§ **Texte fourni**:

+++

On voulait faire le pari de (re)présenter Christine sans évoquer John Carpenter, Carpenter Brut, la French Touch et les films gore des années 80 : autant admettre que c’est raté. Une fois ce name-dropping effectué, il est bon d’aller au coeur du sujet : Christine est de retour avec pour unique passager son fondateur initial, Nicolas Lerille, producteur rouennais et big boss du label Mouton Noir Records.

Avec ce deuxième album intitulé Echoes From Dawn, c’est avant tout une continuité qui se dessine. Si l’on peut lui reconnaître des couleurs plus froides et une ambiance résolument plus solennelle, voire mystique – comparé à son grand frère Atom From Heart paru en 2017 – il y est toujours question de synthwave angoissée sur fond d’images cinématographiques et brumeuses. Des morceaux comme “Fallen Hopes” et “Echoes From Dawn” démontrent en tout cas que Nicolas Lerille n’a besoin de personne en Harley Davidson pour se sentir à l’aise à bord de sa Plymouth possédée. Il n’empêche qu’il a laissé une place de choix à divers featurings avec Le Spectre, Plaisirs ou Zadig pour ne citer qu’eux. On a rencontré Christine pour lui poser quelques questions à propos de ce nouveau virage en solo.
 


 

Le Bombardier : Est-ce que le fait de défendre Christine seul a changé ta vision de ce projet?

Nicolas Lerille : Quelque part oui. C’est un projet qui a toujours été en duo dont je suis le créateur et le principal impliqué. J’ai toujours aimé le confort d’être à deux, sur la route, pour réfléchir, brainstormer, travailler les différents aspects artistiques du projet. Et finalement depuis quelques mois je me suis accaparé mon projet. J’ai peut-être mûri aussi. Même sur scène, je me sens presque mieux tout seul. Il me manque juste un copain pour tourner mais j’ai Hélène maintenant, mon ingé light! Ça permet aussi d’intégrer réellement une personne à la technique, ce qui n’est pas toujours facile lorsqu’il y a plusieurs cachets à faire. Avec deux cachets, on arrive tout de même à vendre le show suffisamment bien pour payer les frais annexes.

+++

§ **Travail à faire**:
a) Dans l'article sur Christine, quel est le titre du deuxième album ?
b) Poursuivez l'article sur Christine après sa dernière phrase.

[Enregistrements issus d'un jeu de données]
+++

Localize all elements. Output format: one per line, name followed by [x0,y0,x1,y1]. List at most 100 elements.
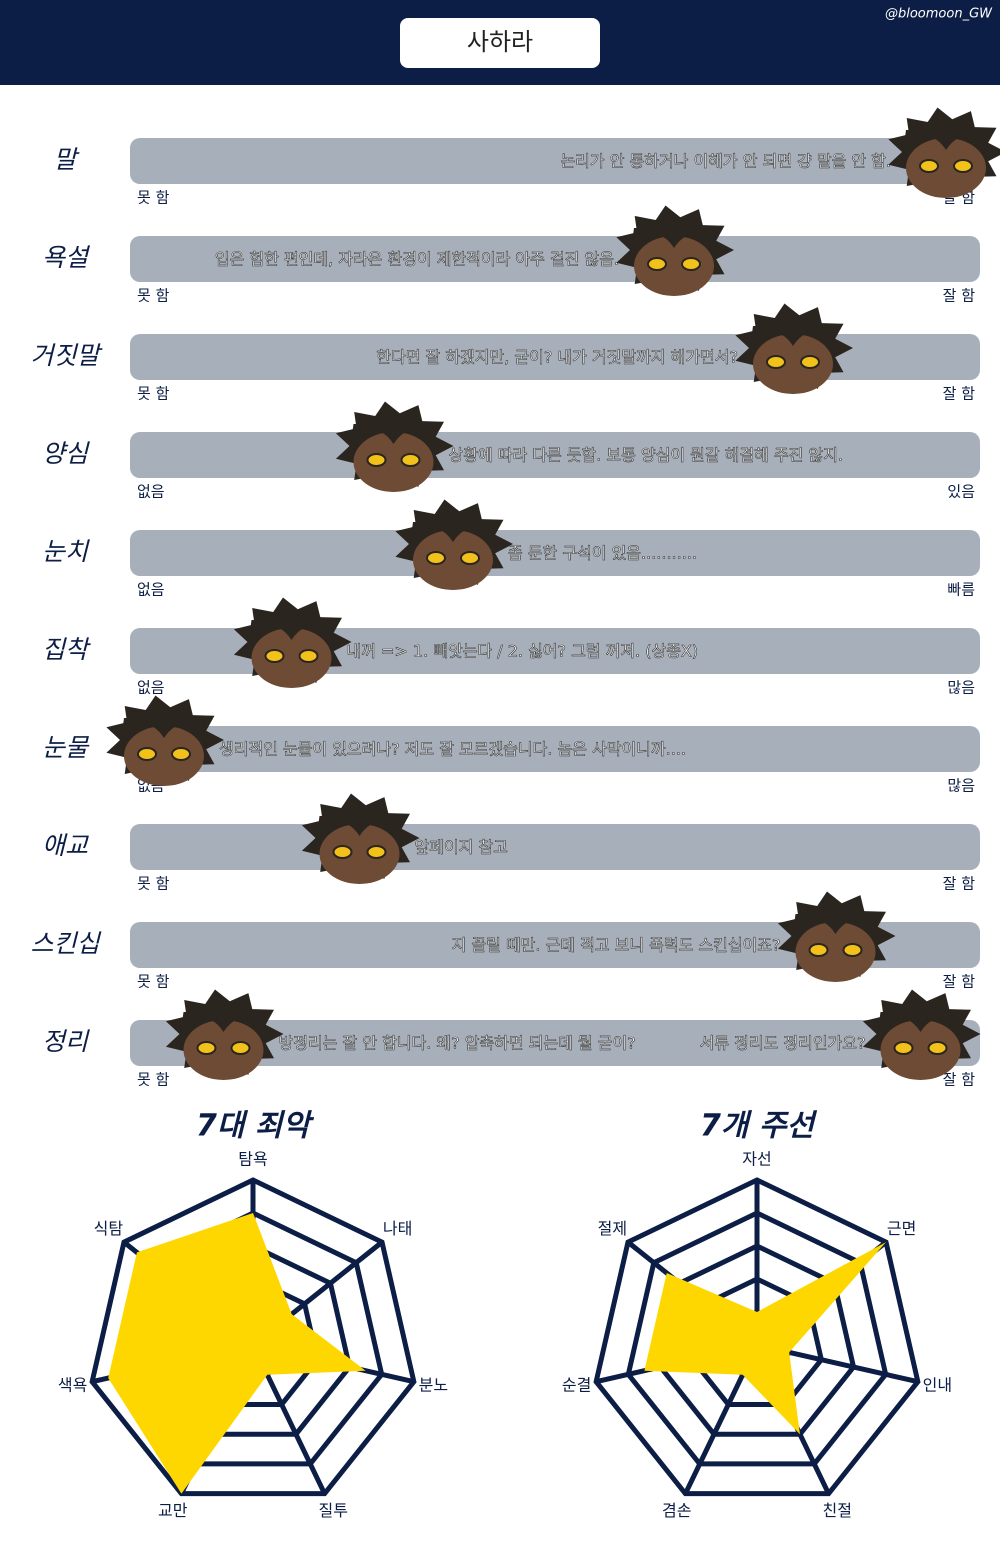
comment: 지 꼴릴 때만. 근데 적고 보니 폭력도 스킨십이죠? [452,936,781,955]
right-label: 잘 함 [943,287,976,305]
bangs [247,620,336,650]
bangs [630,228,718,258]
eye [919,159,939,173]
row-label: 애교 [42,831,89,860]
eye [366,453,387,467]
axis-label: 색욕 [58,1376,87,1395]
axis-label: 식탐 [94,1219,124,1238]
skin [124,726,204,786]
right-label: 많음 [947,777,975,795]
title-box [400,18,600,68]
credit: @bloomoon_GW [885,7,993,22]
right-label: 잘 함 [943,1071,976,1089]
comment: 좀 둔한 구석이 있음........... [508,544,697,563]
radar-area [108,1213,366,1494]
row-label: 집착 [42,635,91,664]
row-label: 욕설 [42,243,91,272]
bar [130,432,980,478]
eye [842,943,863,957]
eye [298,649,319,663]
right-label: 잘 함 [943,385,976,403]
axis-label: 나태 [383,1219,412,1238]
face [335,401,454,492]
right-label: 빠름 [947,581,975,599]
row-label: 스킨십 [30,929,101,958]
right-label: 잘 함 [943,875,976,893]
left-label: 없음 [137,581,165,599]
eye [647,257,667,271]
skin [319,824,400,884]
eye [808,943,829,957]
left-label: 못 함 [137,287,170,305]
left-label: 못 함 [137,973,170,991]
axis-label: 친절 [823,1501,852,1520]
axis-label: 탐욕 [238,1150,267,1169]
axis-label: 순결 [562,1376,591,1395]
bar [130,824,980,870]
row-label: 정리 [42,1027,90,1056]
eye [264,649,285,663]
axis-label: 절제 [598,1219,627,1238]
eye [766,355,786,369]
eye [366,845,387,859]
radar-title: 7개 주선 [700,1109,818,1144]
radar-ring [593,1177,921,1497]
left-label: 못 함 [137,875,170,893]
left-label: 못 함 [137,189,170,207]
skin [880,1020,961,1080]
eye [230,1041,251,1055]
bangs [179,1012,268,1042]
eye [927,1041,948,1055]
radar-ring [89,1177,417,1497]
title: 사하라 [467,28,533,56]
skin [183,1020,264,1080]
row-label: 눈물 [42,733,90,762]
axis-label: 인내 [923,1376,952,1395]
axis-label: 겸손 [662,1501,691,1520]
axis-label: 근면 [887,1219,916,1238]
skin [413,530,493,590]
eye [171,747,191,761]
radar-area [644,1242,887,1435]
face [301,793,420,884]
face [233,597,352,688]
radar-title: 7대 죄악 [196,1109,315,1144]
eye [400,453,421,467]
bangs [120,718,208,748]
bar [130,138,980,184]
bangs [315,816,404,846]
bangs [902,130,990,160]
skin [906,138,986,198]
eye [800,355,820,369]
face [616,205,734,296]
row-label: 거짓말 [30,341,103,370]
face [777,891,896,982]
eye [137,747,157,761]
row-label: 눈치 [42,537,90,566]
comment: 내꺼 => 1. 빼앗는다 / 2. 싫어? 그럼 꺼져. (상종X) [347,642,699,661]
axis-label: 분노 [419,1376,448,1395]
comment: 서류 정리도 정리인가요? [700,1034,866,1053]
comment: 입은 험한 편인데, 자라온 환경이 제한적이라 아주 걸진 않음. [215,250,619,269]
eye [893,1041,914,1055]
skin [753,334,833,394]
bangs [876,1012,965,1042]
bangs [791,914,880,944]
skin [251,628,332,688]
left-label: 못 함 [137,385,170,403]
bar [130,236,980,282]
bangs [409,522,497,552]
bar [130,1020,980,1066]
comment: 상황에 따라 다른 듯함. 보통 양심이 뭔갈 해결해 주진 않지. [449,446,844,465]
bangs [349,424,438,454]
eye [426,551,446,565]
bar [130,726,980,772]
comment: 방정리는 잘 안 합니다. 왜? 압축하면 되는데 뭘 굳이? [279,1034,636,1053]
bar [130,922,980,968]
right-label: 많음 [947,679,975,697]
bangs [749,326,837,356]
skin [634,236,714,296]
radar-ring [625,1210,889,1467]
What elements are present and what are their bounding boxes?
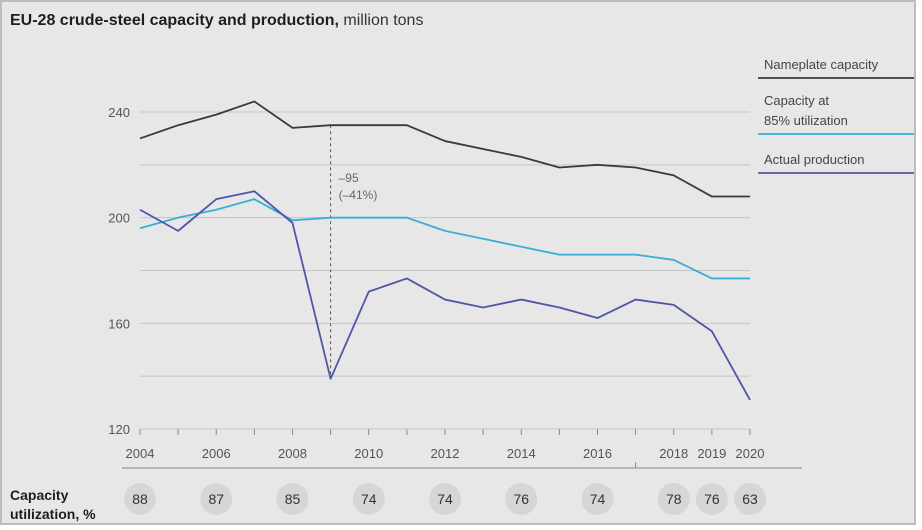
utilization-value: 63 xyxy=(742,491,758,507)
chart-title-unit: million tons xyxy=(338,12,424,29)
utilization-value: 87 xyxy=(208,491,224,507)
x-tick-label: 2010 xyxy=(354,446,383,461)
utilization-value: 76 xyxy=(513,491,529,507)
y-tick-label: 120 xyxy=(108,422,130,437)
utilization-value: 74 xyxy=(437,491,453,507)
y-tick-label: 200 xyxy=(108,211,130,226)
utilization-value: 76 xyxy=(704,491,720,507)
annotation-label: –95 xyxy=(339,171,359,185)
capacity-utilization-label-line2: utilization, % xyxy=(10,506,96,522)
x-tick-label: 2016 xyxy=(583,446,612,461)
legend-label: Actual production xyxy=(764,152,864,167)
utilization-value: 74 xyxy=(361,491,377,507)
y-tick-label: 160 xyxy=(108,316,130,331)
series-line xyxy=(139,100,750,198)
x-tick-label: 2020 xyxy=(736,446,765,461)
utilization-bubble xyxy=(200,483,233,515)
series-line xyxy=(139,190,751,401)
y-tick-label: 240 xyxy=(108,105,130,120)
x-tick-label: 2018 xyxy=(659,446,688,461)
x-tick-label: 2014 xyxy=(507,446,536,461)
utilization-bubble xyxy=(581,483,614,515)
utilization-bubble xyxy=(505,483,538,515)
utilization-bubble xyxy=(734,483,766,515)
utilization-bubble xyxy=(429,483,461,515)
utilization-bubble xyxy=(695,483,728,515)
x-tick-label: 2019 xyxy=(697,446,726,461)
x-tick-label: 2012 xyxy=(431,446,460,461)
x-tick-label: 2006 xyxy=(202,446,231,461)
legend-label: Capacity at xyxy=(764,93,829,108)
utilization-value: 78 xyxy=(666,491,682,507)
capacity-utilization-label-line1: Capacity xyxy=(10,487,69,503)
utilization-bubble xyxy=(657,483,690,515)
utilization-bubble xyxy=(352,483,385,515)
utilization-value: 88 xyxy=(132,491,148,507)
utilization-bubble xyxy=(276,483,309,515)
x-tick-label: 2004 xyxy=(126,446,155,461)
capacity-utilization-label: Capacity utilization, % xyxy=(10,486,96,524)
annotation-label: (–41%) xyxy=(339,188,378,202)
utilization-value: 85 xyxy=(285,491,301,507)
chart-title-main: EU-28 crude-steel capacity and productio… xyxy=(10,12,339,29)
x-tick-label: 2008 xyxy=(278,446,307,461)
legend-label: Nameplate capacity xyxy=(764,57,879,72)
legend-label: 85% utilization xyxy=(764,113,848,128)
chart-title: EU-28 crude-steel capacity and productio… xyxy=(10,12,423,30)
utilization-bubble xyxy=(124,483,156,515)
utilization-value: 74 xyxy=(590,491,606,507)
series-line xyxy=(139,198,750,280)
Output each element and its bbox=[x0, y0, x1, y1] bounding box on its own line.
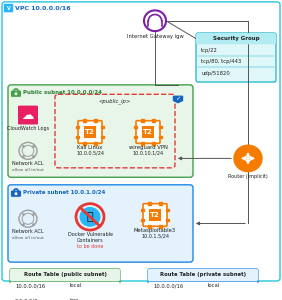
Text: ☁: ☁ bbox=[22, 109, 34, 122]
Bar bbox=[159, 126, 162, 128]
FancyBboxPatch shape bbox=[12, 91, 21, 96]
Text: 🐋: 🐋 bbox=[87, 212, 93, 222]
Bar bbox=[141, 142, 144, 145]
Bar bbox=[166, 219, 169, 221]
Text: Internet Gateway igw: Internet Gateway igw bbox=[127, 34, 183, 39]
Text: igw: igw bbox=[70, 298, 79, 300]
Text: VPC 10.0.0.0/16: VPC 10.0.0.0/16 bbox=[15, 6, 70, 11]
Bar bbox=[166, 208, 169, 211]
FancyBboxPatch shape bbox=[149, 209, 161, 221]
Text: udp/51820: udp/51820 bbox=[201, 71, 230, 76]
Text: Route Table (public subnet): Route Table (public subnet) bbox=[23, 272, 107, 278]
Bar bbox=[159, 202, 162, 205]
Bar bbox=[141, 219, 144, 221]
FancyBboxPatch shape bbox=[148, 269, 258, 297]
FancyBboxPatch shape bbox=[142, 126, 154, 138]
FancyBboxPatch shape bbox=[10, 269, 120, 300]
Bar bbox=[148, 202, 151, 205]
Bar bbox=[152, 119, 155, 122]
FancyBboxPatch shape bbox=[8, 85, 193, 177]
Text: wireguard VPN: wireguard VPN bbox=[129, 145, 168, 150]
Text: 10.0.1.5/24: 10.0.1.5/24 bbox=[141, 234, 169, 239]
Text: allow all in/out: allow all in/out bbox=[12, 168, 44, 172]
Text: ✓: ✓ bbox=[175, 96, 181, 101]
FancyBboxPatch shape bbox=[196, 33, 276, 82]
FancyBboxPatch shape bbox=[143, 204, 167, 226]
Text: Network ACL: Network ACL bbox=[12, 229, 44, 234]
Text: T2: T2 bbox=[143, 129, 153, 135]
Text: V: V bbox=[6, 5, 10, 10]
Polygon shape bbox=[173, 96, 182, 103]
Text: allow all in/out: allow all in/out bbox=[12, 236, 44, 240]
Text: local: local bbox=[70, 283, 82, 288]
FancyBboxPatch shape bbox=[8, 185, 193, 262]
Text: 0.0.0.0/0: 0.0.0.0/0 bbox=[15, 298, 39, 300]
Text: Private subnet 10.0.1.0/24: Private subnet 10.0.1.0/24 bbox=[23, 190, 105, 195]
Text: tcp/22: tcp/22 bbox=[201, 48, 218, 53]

+++

§ **Résultats par tâche**:
a) Echoes From Dawn.

b)
 

En terme de composition, tu as fait des collaborations sur ce deuxième album, est-ce qu’elles étaient totalement indispensables pour toi ou tu aurais pu le composer tout seul?

Je pense que c’était quand même indispensable. On peut faire des morceaux et un album tout seul. Un album, c’est un travail qui est tellement intense et prenant que le faire tout seul m’a permis de choisir les gens avec qui je voulais travailler et avec qui j’avais des feelings personnels. J’aime bien ce concept et je pense le continuer.
 

Ça te permet aussi de mettre en lumière certains artistes un peu moins connus?

Oui, qui méritent d’être davantage découverts, notamment Le Spectre qui est génial. Les machines pour lui, c’est légion. Museau aussi, qui est une artiste de Rouen qui débute et avec qui je m’entends super bien. Avec elle c’est toujours un peu déconnant et elle me pousse toujours à faire des trucs pas très sérieux. A chaque fois, il y a une énergie qui est différente et ça permet de mélanger les styles. Par exemple avec Zadig qui est un artiste avec qui je partage mon studio depuis trois ans : on se côtoie, on s’apprécie beaucoup alors qu’on est dans deux univers relativement différents. Il est très techno berlinoise. On a un peu mélangé nos univers pour faire notre collaboration et on est très contents du résultat.
 

Il y a des collabs qui n’ont pas pu se faire?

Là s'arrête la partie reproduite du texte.